**PROBLEM REQUIREMENTS**
Without the pictures, copy the entries below word for word.

**RAW DATA**
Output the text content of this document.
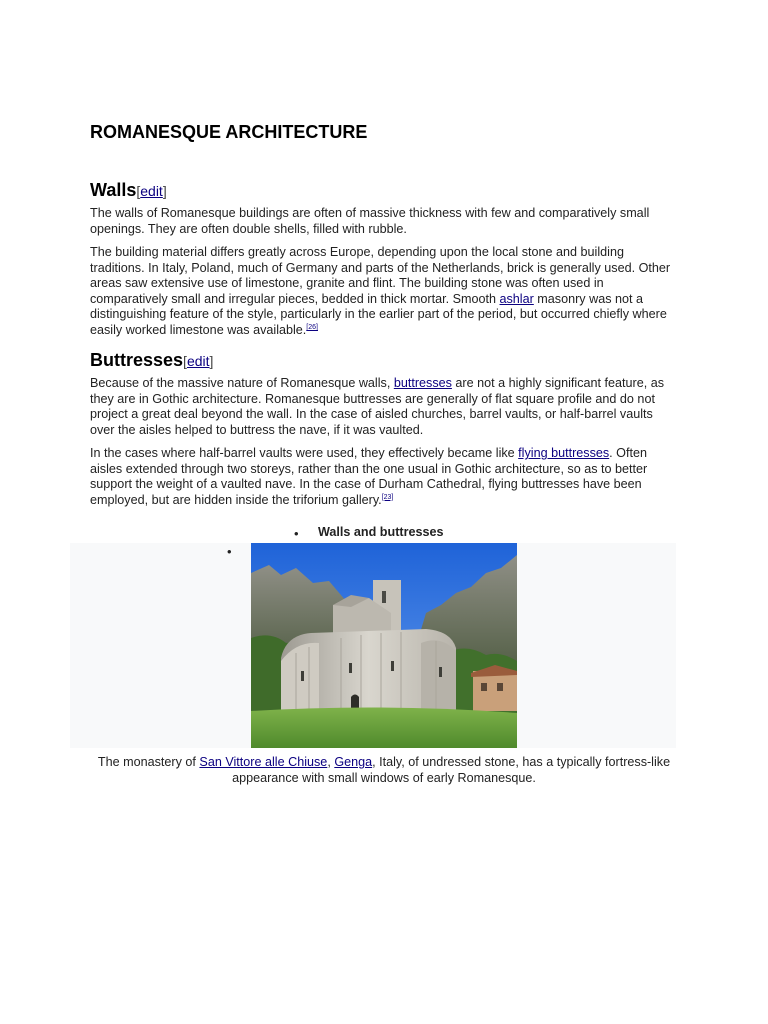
ROMANESQUE ARCHITECTURE
Walls[edit]

The walls of Romanesque buildings are often of massive thickness with few and comparatively small openings. They are often double shells, filled with rubble.

The building material differs greatly across Europe, depending upon the local stone and building traditions. In Italy, Poland, much of Germany and parts of the Netherlands, brick is generally used. Other areas saw extensive use of limestone, granite and flint. The building stone was often used in comparatively small and irregular pieces, bedded in thick mortar. Smooth ashlar masonry was not a distinguishing feature of the style, particularly in the earlier part of the period, but occurred chiefly where easily worked limestone was available.[26]

Buttresses[edit]

Because of the massive nature of Romanesque walls, buttresses are not a highly significant feature, as they are in Gothic architecture. Romanesque buttresses are generally of flat square profile and do not project a great deal beyond the wall. In the case of aisled churches, barrel vaults, or half-barrel vaults over the aisles helped to buttress the nave, if it was vaulted.

In the cases where half-barrel vaults were used, they effectively became like flying buttresses. Often aisles extended through two storeys, rather than the one usual in Gothic architecture, so as to better support the weight of a vaulted nave. In the case of Durham Cathedral, flying buttresses have been employed, but are hidden inside the triforium gallery.[23]

• Walls and buttresses
•

The monastery of San Vittore alle Chiuse, Genga, Italy, of undressed stone, has a typically fortress-like appearance with small windows of early Romanesque.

**SOLVED PROBLEM**
Output the text content of this document.
ROMANESQUE ARCHITECTURE
Walls[edit]

The walls of Romanesque buildings are often of massive thickness with few and comparatively small openings. They are often double shells, filled with rubble.

The building material differs greatly across Europe, depending upon the local stone and building traditions. In Italy, Poland, much of Germany and parts of the Netherlands, brick is generally used. Other areas saw extensive use of limestone, granite and flint. The building stone was often used in comparatively small and irregular pieces, bedded in thick mortar. Smooth ashlar masonry was not a distinguishing feature of the style, particularly in the earlier part of the period, but occurred chiefly where easily worked limestone was available.[26]

Buttresses[edit]

Because of the massive nature of Romanesque walls, buttresses are not a highly significant feature, as they are in Gothic architecture. Romanesque buttresses are generally of flat square profile and do not project a great deal beyond the wall. In the case of aisled churches, barrel vaults, or half-barrel vaults over the aisles helped to buttress the nave, if it was vaulted.

In the cases where half-barrel vaults were used, they effectively became like flying buttresses. Often aisles extended through two storeys, rather than the one usual in Gothic architecture, so as to better support the weight of a vaulted nave. In the case of Durham Cathedral, flying buttresses have been employed, but are hidden inside the triforium gallery.[23]

• Walls and buttresses
•

The monastery of San Vittore alle Chiuse, Genga, Italy, of undressed stone, has a typically fortress-like appearance with small windows of early Romanesque.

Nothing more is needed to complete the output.